## INSTRUCTIONS TO FOLLOW
Lines containing the string "főosztályvezető" are to be collected in full.

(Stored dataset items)
** begin **
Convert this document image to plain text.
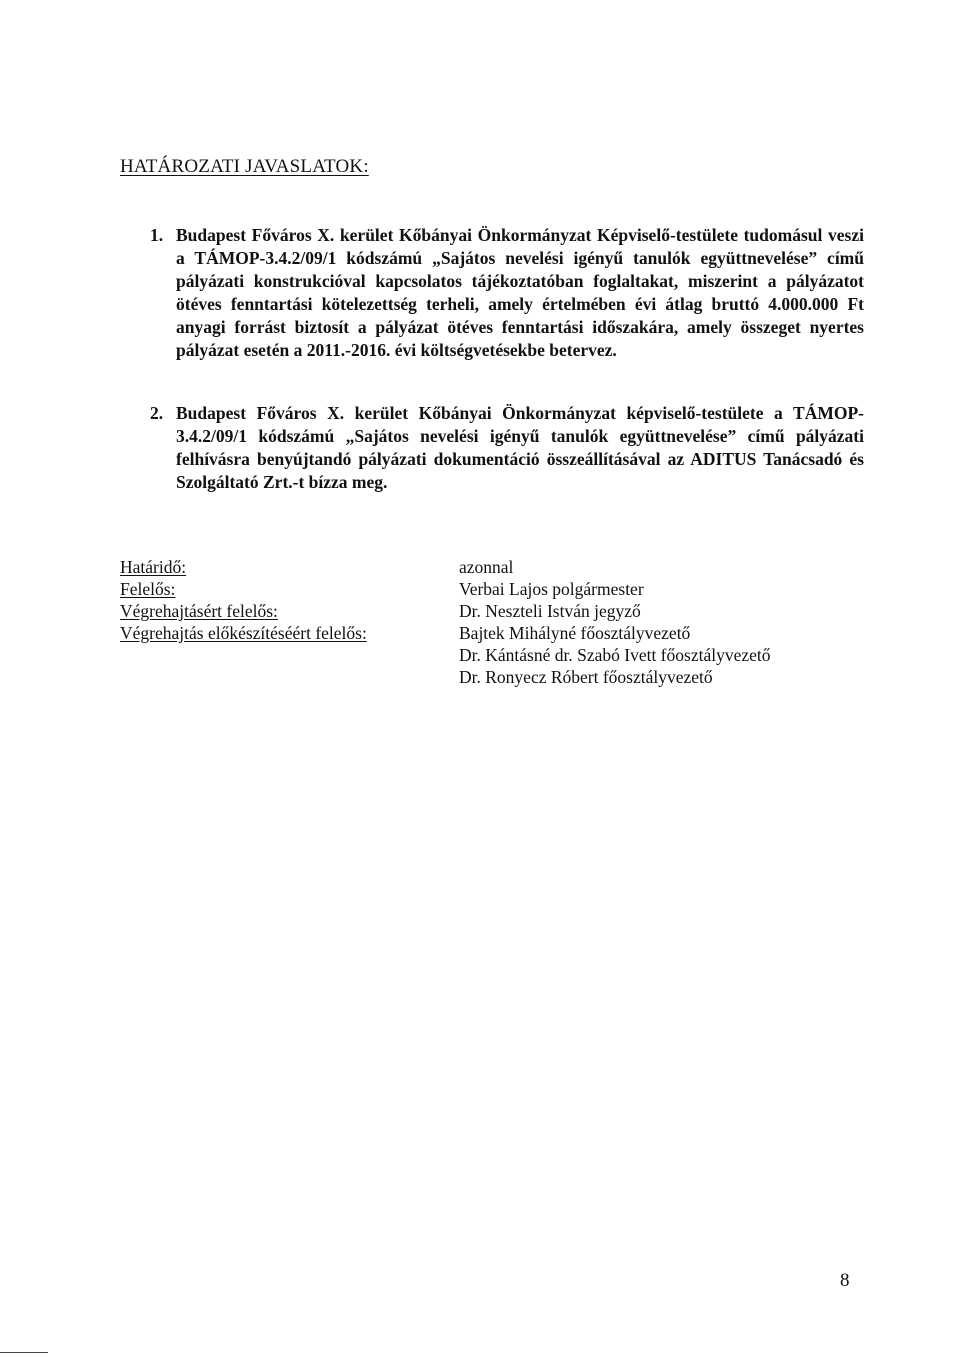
HATÁROZATI JAVASLATOK:
1. Budapest Főváros X. kerület Kőbányai Önkormányzat Képviselő-testülete tudomásul veszi a TÁMOP-3.4.2/09/1 kódszámú „Sajátos nevelési igényű tanulók együttnevelése” című pályázati konstrukcióval kapcsolatos tájékoztatóban foglaltakat, miszerint a pályázatot ötéves fenntartási kötelezettség terheli, amely értelmében évi átlag bruttó 4.000.000 Ft anyagi forrást biztosít a pályázat ötéves fenntartási időszakára, amely összeget nyertes pályázat esetén a 2011.-2016. évi költségvetésekbe betervez.
2. Budapest Főváros X. kerület Kőbányai Önkormányzat képviselő-testülete a TÁMOP-3.4.2/09/1 kódszámú „Sajátos nevelési igényű tanulók együttnevelése” című pályázati felhívásra benyújtandó pályázati dokumentáció összeállításával az ADITUS Tanácsadó és Szolgáltató Zrt.-t bízza meg.
Határidő:
Felelős:
Végrehajtásért felelős:
Végrehajtás előkészítéséért felelős:
azonnal
Verbai Lajos polgármester
Dr. Neszteli István jegyző
Bajtek Mihályné főosztályvezető
Dr. Kántásné dr. Szabó Ivett főosztályvezető
Dr. Ronyecz Róbert főosztályvezető
8
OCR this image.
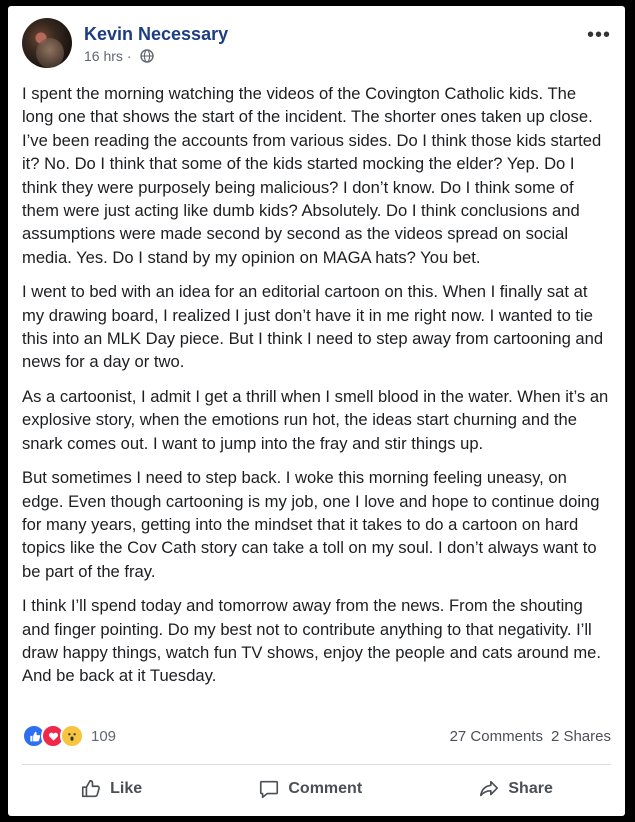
Kevin Necessary
16 hrs ·
•••

I spent the morning watching the videos of the Covington Catholic kids. The long one that shows the start of the incident. The shorter ones taken up close. I’ve been reading the accounts from various sides. Do I think those kids started it? No. Do I think that some of the kids started mocking the elder? Yep. Do I think they were purposely being malicious? I don’t know. Do I think some of them were just acting like dumb kids? Absolutely. Do I think conclusions and assumptions were made second by second as the videos spread on social media. Yes. Do I stand by my opinion on MAGA hats? You bet.

I went to bed with an idea for an editorial cartoon on this. When I finally sat at my drawing board, I realized I just don’t have it in me right now. I wanted to tie this into an MLK Day piece. But I think I need to step away from cartooning and news for a day or two.

As a cartoonist, I admit I get a thrill when I smell blood in the water. When it’s an explosive story, when the emotions run hot, the ideas start churning and the snark comes out. I want to jump into the fray and stir things up.

But sometimes I need to step back. I woke this morning feeling uneasy, on edge. Even though cartooning is my job, one I love and hope to continue doing for many years, getting into the mindset that it takes to do a cartoon on hard topics like the Cov Cath story can take a toll on my soul. I don’t always want to be part of the fray.

I think I’ll spend today and tomorrow away from the news. From the shouting and finger pointing. Do my best not to contribute anything to that negativity. I’ll draw happy things, watch fun TV shows, enjoy the people and cats around me. And be back at it Tuesday.

109	27 Comments 2 Shares
Like	Comment	Share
** end **
## SOLUTION FOR THIS EXERCISE
Bajtek Mihályné főosztályvezető
Dr. Kántásné dr. Szabó Ivett főosztályvezető
Dr. Ronyecz Róbert főosztályvezető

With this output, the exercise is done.